_Data for this exercise_
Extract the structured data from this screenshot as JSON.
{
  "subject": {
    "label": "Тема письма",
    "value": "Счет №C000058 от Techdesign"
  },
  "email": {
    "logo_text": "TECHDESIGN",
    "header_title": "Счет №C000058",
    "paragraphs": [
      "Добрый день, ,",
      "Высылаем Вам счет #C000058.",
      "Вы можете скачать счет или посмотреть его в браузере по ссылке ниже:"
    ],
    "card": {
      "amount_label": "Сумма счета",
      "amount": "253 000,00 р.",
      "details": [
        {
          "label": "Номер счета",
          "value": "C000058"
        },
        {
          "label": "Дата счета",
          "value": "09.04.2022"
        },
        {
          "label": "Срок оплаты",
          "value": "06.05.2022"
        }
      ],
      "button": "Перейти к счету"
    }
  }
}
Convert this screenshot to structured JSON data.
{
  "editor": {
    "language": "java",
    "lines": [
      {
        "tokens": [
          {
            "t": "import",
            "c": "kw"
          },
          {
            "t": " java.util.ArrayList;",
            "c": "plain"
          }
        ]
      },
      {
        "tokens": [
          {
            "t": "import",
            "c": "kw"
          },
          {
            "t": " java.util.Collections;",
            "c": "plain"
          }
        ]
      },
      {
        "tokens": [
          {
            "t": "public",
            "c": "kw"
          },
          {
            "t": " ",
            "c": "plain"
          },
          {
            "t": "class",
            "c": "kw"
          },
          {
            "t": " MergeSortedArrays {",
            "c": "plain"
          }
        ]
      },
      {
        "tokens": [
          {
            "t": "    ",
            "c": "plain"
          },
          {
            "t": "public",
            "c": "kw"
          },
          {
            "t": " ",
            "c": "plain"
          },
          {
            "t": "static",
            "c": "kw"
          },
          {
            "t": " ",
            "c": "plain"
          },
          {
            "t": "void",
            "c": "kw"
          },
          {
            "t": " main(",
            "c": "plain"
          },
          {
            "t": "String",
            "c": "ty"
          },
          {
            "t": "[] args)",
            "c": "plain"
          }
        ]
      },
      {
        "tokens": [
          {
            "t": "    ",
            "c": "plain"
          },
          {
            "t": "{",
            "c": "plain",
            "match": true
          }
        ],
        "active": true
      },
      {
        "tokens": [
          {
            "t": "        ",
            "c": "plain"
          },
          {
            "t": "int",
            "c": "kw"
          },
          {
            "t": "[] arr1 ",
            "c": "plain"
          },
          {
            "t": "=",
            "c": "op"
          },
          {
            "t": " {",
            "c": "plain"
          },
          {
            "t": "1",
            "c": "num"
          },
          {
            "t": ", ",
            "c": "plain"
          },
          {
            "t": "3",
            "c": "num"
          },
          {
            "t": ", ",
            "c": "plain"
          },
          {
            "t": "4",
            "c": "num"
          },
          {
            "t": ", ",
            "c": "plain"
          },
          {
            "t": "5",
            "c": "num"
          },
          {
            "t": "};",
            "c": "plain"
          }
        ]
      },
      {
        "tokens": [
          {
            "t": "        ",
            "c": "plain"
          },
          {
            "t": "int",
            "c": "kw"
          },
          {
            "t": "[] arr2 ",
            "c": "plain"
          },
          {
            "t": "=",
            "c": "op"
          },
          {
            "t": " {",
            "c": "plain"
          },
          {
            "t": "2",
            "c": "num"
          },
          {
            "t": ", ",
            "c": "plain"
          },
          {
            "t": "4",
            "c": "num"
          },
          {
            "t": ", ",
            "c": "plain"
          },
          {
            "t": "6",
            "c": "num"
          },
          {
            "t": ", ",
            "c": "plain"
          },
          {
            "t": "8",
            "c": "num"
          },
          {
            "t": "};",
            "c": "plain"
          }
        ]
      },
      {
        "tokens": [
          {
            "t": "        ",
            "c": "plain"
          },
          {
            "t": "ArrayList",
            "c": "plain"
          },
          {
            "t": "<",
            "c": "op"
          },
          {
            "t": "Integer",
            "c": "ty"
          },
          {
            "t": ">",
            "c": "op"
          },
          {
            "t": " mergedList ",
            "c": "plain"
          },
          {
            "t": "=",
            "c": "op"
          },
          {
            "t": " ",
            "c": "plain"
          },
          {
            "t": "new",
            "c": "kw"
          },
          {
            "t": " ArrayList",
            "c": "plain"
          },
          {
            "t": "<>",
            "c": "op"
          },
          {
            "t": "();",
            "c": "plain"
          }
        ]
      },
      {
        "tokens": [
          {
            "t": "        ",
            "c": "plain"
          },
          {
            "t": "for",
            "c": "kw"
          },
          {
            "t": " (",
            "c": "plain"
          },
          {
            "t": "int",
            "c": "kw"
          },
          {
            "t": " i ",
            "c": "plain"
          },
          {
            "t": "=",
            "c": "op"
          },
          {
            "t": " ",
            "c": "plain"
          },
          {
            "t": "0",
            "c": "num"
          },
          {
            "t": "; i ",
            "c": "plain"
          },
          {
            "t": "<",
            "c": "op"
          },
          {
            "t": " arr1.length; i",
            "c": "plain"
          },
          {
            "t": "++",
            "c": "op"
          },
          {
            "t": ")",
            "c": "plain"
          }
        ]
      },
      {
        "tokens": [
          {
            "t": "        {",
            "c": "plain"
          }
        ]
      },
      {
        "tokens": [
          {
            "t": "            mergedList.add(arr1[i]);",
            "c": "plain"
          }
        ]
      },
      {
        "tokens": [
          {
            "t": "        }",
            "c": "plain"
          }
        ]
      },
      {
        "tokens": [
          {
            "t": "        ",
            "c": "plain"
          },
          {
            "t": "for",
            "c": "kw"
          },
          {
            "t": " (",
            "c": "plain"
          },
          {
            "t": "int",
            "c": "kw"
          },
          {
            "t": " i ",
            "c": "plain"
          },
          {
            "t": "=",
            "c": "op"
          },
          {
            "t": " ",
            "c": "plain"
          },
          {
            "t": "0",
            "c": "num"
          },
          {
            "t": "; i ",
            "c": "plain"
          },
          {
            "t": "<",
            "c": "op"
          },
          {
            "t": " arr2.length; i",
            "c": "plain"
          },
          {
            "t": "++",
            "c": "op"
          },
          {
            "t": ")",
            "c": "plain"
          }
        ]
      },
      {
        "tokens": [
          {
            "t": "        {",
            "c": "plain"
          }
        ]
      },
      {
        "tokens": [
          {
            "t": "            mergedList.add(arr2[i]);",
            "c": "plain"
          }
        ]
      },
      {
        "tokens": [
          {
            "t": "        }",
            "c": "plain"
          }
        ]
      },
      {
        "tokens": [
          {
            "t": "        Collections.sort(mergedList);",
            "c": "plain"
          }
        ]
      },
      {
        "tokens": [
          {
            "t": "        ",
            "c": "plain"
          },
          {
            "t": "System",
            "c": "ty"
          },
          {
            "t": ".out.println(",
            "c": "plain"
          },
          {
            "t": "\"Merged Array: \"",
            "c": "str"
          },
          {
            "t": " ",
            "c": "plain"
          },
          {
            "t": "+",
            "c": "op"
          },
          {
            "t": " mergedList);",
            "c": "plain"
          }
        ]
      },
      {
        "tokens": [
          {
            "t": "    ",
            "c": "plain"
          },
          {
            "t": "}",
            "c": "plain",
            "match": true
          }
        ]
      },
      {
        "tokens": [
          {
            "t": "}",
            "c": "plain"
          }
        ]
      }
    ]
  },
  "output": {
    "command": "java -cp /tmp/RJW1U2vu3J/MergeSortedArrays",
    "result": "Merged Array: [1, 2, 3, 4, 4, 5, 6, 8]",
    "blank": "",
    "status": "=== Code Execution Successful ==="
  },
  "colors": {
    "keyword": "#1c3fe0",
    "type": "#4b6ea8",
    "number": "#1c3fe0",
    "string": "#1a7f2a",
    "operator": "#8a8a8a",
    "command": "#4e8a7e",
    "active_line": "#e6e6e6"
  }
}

_Written exercise_
Display every line of the listing that contains the string "structured".

_Response to the exercise_
Extract the structured data from this screenshot as JSON.
Convert this screenshot to structured JSON data.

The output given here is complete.